* What this task involves
Extract every line of the material that holds the string "recreation".

* Working data

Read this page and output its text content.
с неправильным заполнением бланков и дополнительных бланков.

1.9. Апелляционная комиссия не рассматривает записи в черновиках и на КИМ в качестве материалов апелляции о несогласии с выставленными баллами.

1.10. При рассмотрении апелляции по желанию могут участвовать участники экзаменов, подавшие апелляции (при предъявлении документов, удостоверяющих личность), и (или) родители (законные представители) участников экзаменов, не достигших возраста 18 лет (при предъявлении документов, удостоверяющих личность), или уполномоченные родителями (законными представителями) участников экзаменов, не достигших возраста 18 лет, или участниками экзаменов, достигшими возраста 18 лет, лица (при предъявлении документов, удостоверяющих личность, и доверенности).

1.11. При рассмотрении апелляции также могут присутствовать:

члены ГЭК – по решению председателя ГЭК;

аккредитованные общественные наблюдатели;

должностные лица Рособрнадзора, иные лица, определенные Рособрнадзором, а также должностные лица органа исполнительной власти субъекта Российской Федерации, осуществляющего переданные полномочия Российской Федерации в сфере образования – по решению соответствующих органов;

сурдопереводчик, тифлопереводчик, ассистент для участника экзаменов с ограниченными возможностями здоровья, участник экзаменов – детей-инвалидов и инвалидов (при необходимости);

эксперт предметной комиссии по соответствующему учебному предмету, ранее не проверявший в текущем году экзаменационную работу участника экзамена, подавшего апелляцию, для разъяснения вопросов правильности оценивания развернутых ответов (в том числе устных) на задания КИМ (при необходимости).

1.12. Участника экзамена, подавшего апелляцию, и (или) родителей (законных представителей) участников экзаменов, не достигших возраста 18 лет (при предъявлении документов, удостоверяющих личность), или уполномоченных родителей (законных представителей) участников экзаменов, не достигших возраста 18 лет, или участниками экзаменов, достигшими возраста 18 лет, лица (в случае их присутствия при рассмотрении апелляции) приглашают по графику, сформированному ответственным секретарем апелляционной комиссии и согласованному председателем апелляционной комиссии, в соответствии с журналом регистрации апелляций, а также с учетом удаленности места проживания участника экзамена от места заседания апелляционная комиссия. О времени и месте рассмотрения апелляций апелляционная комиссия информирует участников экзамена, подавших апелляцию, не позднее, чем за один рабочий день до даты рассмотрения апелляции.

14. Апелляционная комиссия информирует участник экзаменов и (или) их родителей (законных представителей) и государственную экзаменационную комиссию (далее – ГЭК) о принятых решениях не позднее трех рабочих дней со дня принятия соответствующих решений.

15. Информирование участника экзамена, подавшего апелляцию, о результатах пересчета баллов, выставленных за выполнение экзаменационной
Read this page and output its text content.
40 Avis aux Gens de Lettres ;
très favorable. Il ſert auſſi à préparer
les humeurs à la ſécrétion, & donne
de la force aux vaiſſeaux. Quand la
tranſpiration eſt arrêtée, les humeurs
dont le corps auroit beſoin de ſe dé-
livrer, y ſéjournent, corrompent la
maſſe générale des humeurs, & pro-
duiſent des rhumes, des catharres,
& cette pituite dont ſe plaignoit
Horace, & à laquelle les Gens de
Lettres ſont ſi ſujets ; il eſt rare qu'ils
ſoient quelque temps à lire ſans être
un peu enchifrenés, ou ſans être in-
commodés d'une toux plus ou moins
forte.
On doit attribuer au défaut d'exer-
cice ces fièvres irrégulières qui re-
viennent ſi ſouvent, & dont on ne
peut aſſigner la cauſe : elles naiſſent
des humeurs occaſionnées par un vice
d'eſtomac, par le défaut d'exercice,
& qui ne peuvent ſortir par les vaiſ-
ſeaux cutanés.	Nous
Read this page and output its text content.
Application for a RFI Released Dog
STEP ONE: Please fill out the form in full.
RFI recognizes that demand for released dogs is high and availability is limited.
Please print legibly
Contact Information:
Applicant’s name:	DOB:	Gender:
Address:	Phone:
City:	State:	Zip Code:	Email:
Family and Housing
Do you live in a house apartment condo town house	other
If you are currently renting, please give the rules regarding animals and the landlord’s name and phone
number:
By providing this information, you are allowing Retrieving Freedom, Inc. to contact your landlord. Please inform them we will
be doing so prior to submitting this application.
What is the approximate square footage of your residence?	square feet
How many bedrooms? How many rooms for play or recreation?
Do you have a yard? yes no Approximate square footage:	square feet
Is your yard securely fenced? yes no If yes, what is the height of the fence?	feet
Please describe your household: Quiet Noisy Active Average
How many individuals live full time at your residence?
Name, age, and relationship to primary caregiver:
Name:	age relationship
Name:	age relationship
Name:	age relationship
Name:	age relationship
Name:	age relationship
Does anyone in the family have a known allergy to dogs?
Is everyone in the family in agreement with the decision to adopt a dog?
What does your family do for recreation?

* Expected answer
How many bedrooms? How many rooms for play or recreation?
What does your family do for recreation?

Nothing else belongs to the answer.